**What you will do**
"weight" appears in how many lines of the entries? State only the number.

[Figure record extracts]
## Start

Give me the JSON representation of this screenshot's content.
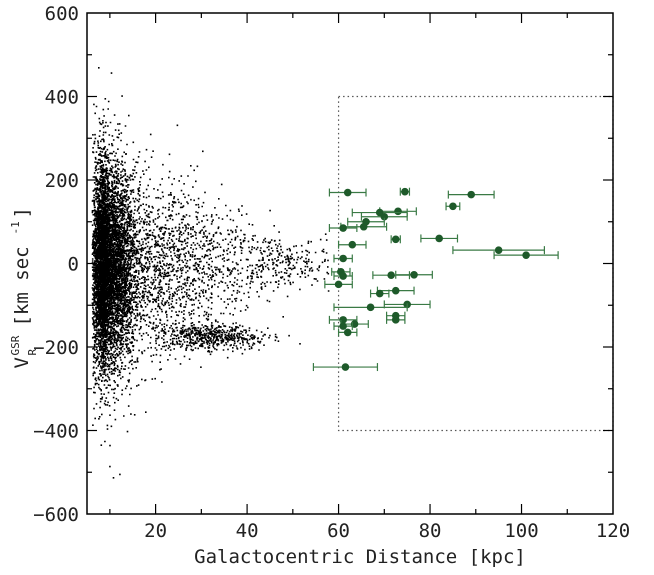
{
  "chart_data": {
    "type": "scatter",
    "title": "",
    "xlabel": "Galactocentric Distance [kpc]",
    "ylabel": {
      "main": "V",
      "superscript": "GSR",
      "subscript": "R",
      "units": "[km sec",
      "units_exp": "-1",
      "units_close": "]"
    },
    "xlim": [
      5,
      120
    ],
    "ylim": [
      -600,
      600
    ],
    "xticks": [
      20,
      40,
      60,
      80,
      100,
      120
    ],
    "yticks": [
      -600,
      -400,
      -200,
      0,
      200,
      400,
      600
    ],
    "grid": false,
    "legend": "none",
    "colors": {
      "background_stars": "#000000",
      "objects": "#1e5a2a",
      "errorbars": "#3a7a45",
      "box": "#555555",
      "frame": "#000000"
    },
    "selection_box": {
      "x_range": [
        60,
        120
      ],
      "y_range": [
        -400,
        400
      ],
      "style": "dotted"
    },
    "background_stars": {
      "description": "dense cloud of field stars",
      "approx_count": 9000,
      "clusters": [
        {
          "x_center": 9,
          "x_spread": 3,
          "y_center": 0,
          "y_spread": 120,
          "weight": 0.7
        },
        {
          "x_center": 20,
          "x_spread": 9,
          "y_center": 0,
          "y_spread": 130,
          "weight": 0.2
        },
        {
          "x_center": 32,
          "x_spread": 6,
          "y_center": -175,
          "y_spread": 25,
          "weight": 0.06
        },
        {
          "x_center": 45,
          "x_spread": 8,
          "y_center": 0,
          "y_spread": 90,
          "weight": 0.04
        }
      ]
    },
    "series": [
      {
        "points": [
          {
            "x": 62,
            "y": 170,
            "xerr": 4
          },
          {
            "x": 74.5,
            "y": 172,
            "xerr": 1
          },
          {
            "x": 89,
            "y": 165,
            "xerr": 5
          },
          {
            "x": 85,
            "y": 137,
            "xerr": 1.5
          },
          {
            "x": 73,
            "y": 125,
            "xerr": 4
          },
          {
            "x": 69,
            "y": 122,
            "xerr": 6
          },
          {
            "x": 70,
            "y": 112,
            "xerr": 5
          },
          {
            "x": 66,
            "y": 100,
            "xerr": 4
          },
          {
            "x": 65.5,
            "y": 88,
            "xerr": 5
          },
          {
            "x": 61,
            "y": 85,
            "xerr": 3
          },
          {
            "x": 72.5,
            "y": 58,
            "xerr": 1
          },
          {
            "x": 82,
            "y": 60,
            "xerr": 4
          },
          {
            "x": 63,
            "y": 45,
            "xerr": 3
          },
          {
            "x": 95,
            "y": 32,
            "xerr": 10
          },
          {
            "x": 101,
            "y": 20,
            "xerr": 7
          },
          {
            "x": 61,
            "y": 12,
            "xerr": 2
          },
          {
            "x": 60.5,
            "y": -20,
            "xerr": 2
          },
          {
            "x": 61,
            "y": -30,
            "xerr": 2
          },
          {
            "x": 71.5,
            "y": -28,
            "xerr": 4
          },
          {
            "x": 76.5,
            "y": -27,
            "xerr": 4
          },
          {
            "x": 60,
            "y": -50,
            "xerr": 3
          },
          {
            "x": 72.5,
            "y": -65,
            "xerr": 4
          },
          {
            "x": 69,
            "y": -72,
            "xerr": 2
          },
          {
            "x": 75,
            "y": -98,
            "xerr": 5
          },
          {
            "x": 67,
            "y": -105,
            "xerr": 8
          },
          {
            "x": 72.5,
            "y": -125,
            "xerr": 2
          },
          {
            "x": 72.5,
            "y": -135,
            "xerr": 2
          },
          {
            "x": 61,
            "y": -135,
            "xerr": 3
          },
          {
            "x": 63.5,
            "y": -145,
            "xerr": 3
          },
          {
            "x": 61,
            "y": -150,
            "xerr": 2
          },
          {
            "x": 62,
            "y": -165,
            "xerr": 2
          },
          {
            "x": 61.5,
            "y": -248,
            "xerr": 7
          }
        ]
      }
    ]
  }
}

## End

**Response to the task**
4